MATERIAL TO PROCESS
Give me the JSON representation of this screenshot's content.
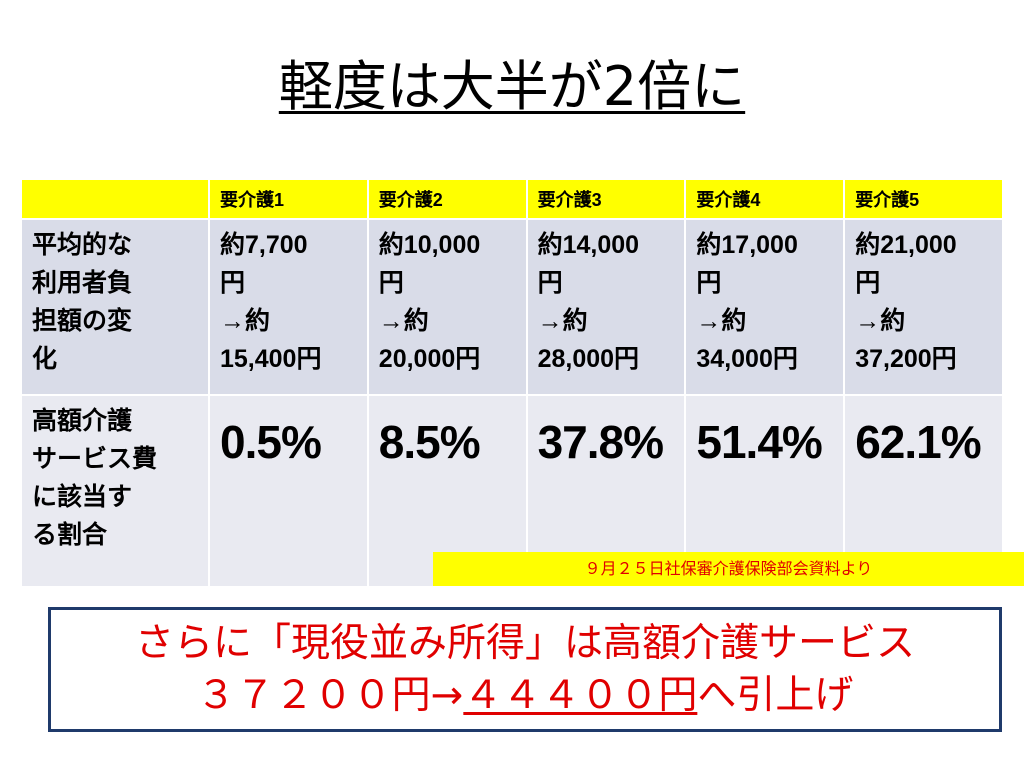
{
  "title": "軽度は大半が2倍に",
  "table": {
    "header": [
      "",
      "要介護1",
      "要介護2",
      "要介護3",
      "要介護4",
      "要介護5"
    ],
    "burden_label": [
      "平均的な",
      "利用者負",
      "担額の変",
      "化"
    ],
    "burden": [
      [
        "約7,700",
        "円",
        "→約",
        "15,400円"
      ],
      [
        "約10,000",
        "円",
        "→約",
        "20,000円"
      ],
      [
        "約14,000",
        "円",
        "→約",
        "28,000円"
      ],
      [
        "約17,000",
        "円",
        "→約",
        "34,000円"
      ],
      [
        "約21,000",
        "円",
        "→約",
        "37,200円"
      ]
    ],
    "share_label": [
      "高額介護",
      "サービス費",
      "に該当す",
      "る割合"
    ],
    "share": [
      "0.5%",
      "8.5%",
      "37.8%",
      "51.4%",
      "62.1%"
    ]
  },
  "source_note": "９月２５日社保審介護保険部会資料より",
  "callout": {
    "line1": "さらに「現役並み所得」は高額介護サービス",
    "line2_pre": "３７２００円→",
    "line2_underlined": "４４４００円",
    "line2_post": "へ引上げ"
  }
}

PROBLEM DETAILS
Every line of the data should be copied as it stands, without the images.

SOLUTION TO THIS PROBLEM
Give me the JSON representation of this screenshot's content.
{
  "title": "軽度は大半が2倍に",
  "table": {
    "header": [
      "",
      "要介護1",
      "要介護2",
      "要介護3",
      "要介護4",
      "要介護5"
    ],
    "burden_label": [
      "平均的な",
      "利用者負",
      "担額の変",
      "化"
    ],
    "burden": [
      [
        "約7,700",
        "円",
        "→約",
        "15,400円"
      ],
      [
        "約10,000",
        "円",
        "→約",
        "20,000円"
      ],
      [
        "約14,000",
        "円",
        "→約",
        "28,000円"
      ],
      [
        "約17,000",
        "円",
        "→約",
        "34,000円"
      ],
      [
        "約21,000",
        "円",
        "→約",
        "37,200円"
      ]
    ],
    "share_label": [
      "高額介護",
      "サービス費",
      "に該当す",
      "る割合"
    ],
    "share": [
      "0.5%",
      "8.5%",
      "37.8%",
      "51.4%",
      "62.1%"
    ]
  },
  "source_note": "９月２５日社保審介護保険部会資料より",
  "callout": {
    "line1": "さらに「現役並み所得」は高額介護サービス",
    "line2_pre": "３７２００円→",
    "line2_underlined": "４４４００円",
    "line2_post": "へ引上げ"
  }
}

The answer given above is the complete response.